++++ Exercise materials ++++

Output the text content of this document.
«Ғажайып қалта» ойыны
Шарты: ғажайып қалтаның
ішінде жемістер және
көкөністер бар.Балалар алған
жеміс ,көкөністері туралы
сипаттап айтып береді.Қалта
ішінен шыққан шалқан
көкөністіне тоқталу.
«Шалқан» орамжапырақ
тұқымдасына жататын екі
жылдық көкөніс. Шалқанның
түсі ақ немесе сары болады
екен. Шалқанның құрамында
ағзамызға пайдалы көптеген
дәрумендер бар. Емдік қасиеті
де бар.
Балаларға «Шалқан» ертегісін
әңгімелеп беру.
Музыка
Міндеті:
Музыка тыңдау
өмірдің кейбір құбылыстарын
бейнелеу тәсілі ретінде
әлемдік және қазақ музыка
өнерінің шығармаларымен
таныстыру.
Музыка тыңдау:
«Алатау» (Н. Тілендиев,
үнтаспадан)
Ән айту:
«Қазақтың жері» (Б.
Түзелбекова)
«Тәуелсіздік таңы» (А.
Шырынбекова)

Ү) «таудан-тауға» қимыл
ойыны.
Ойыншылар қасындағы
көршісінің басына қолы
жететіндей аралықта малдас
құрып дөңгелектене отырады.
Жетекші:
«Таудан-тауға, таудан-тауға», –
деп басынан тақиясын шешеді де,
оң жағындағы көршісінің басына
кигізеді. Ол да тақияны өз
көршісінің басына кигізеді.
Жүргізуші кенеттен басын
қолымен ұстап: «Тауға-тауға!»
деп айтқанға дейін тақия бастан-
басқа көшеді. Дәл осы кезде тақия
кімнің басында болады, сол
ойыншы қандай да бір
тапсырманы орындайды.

++++

* Objective *
Extract all of the data shown above and repeat it verbatim.

* Solution below *
Output the text content of this document.
«Ғажайып қалта» ойыны
Шарты: ғажайып қалтаның
ішінде жемістер және
көкөністер бар.Балалар алған
жеміс ,көкөністері туралы
сипаттап айтып береді.Қалта
ішінен шыққан шалқан
көкөністіне тоқталу.
«Шалқан» орамжапырақ
тұқымдасына жататын екі
жылдық көкөніс. Шалқанның
түсі ақ немесе сары болады
екен. Шалқанның құрамында
ағзамызға пайдалы көптеген
дәрумендер бар. Емдік қасиеті
де бар.
Балаларға «Шалқан» ертегісін
әңгімелеп беру.
Музыка
Міндеті:
Музыка тыңдау
өмірдің кейбір құбылыстарын
бейнелеу тәсілі ретінде
әлемдік және қазақ музыка
өнерінің шығармаларымен
таныстыру.
Музыка тыңдау:
«Алатау» (Н. Тілендиев,
үнтаспадан)
Ән айту:
«Қазақтың жері» (Б.
Түзелбекова)
«Тәуелсіздік таңы» (А.
Шырынбекова)

Ү) «таудан-тауға» қимыл
ойыны.
Ойыншылар қасындағы
көршісінің басына қолы
жететіндей аралықта малдас
құрып дөңгелектене отырады.
Жетекші:
«Таудан-тауға, таудан-тауға», –
деп басынан тақиясын шешеді де,
оң жағындағы көршісінің басына
кигізеді. Ол да тақияны өз
көршісінің басына кигізеді.
Жүргізуші кенеттен басын
қолымен ұстап: «Тауға-тауға!»
деп айтқанға дейін тақия бастан-
басқа көшеді. Дәл осы кезде тақия
кімнің басында болады, сол
ойыншы қандай да бір
тапсырманы орындайды.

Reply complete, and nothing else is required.